Stated task: Find the lines holding "hospital" and copy them.

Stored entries
***

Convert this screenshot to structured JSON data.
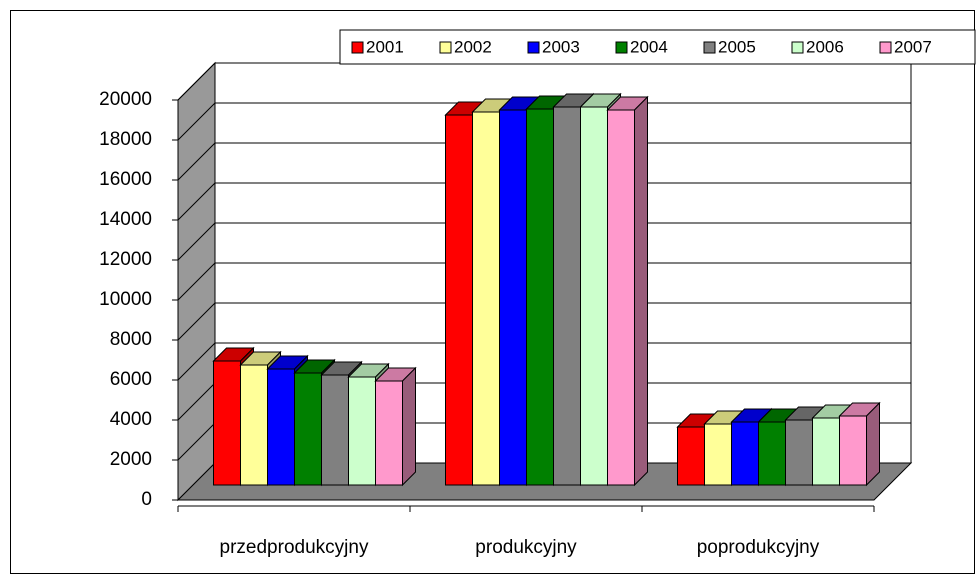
{
  "chart_data": {
    "type": "bar3d",
    "categories": [
      "przedprodukcyjny",
      "produkcyjny",
      "poprodukcyjny"
    ],
    "series": [
      {
        "name": "2001",
        "color": "#ff0000",
        "values": [
          6200,
          18500,
          2900
        ]
      },
      {
        "name": "2002",
        "color": "#ffff99",
        "values": [
          6000,
          18650,
          3050
        ]
      },
      {
        "name": "2003",
        "color": "#0000ff",
        "values": [
          5800,
          18750,
          3150
        ]
      },
      {
        "name": "2004",
        "color": "#008000",
        "values": [
          5600,
          18800,
          3150
        ]
      },
      {
        "name": "2005",
        "color": "#808080",
        "values": [
          5500,
          18900,
          3250
        ]
      },
      {
        "name": "2006",
        "color": "#ccffcc",
        "values": [
          5400,
          18900,
          3350
        ]
      },
      {
        "name": "2007",
        "color": "#ff99cc",
        "values": [
          5200,
          18750,
          3450
        ]
      }
    ],
    "ylim": [
      0,
      20000
    ],
    "yticks": [
      0,
      2000,
      4000,
      6000,
      8000,
      10000,
      12000,
      14000,
      16000,
      18000,
      20000
    ],
    "grid": true,
    "legend": "top-right"
  }
}
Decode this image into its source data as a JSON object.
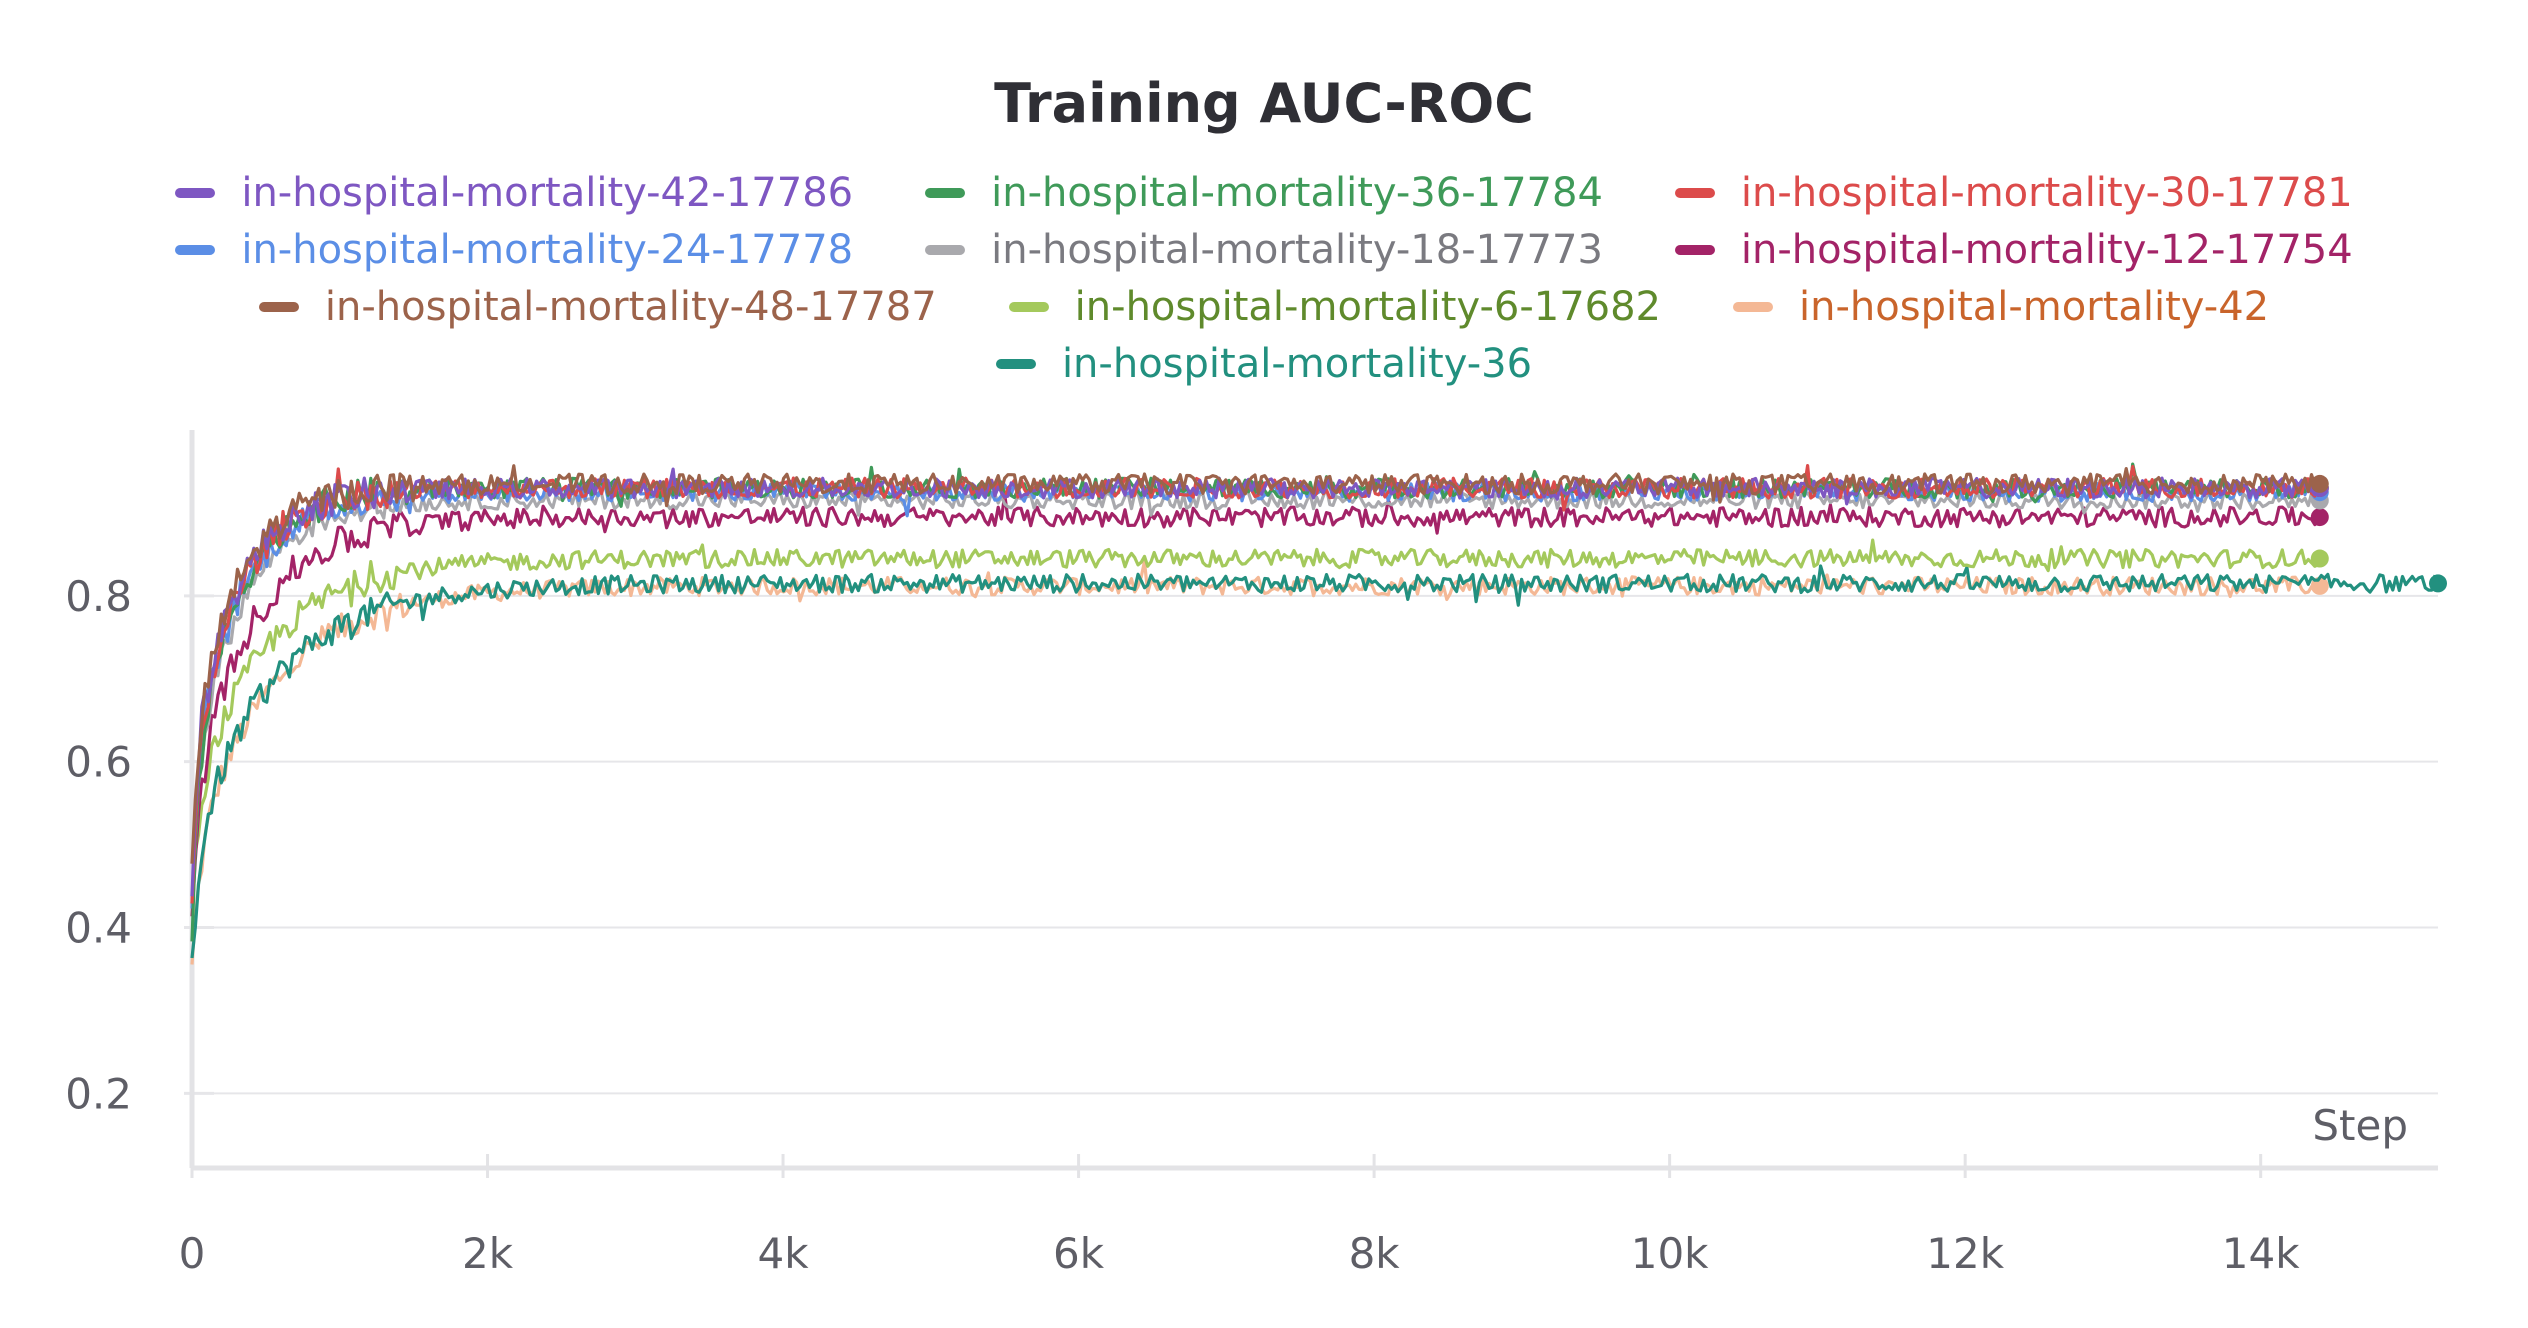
{
  "chart_data": {
    "type": "line",
    "title": "Training AUC-ROC",
    "xlabel": "Step",
    "ylabel": "",
    "xlim": [
      0,
      15200
    ],
    "ylim": [
      0.11,
      1.0
    ],
    "x_ticks": [
      0,
      2000,
      4000,
      6000,
      8000,
      10000,
      12000,
      14000
    ],
    "x_tick_labels": [
      "0",
      "2k",
      "4k",
      "6k",
      "8k",
      "10k",
      "12k",
      "14k"
    ],
    "y_ticks": [
      0.2,
      0.4,
      0.6,
      0.8
    ],
    "y_tick_labels": [
      "0.2",
      "0.4",
      "0.6",
      "0.8"
    ],
    "grid": true,
    "legend_position": "top",
    "series": [
      {
        "name": "in-hospital-mortality-42-17786",
        "color": "#7e57c2",
        "start_y": 0.45,
        "final_y": 0.93,
        "end_x": 14400,
        "rise": 0.55,
        "noise": 0.012
      },
      {
        "name": "in-hospital-mortality-36-17784",
        "color": "#3f9a59",
        "start_y": 0.4,
        "final_y": 0.93,
        "end_x": 14400,
        "rise": 0.55,
        "noise": 0.012
      },
      {
        "name": "in-hospital-mortality-30-17781",
        "color": "#dc4b4b",
        "start_y": 0.42,
        "final_y": 0.93,
        "end_x": 14400,
        "rise": 0.55,
        "noise": 0.012
      },
      {
        "name": "in-hospital-mortality-24-17778",
        "color": "#5b8ee6",
        "start_y": 0.44,
        "final_y": 0.925,
        "end_x": 14400,
        "rise": 0.6,
        "noise": 0.011
      },
      {
        "name": "in-hospital-mortality-18-17773",
        "color": "#a9a9ad",
        "start_y": 0.42,
        "final_y": 0.915,
        "end_x": 14400,
        "rise": 0.6,
        "noise": 0.01
      },
      {
        "name": "in-hospital-mortality-12-17754",
        "color": "#a32367",
        "start_y": 0.4,
        "final_y": 0.895,
        "end_x": 14400,
        "rise": 0.75,
        "noise": 0.012
      },
      {
        "name": "in-hospital-mortality-48-17787",
        "color": "#9c634b",
        "start_y": 0.46,
        "final_y": 0.935,
        "end_x": 14400,
        "rise": 0.55,
        "noise": 0.012
      },
      {
        "name": "in-hospital-mortality-6-17682",
        "color": "#a4c95c",
        "start_y": 0.42,
        "final_y": 0.845,
        "end_x": 14400,
        "rise": 0.9,
        "noise": 0.011
      },
      {
        "name": "in-hospital-mortality-42",
        "color": "#f4b895",
        "start_y": 0.35,
        "final_y": 0.812,
        "end_x": 14400,
        "rise": 1.0,
        "noise": 0.011
      },
      {
        "name": "in-hospital-mortality-36",
        "color": "#22907f",
        "start_y": 0.36,
        "final_y": 0.815,
        "end_x": 15200,
        "rise": 1.0,
        "noise": 0.011
      }
    ]
  },
  "legend_label_colors": [
    "#7e57c2",
    "#3f9a59",
    "#dc4b4b",
    "#5b8ee6",
    "#7a7a80",
    "#a32367",
    "#9c634b",
    "#5f8a2c",
    "#c9642b",
    "#22907f"
  ]
}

***

Response to this task:
        "name": "in-hospital-mortality-42-17786",
        "name": "in-hospital-mortality-36-17784",
        "name": "in-hospital-mortality-30-17781",
        "name": "in-hospital-mortality-24-17778",
        "name": "in-hospital-mortality-18-17773",
        "name": "in-hospital-mortality-12-17754",
        "name": "in-hospital-mortality-48-17787",
        "name": "in-hospital-mortality-6-17682",
        "name": "in-hospital-mortality-42",
        "name": "in-hospital-mortality-36",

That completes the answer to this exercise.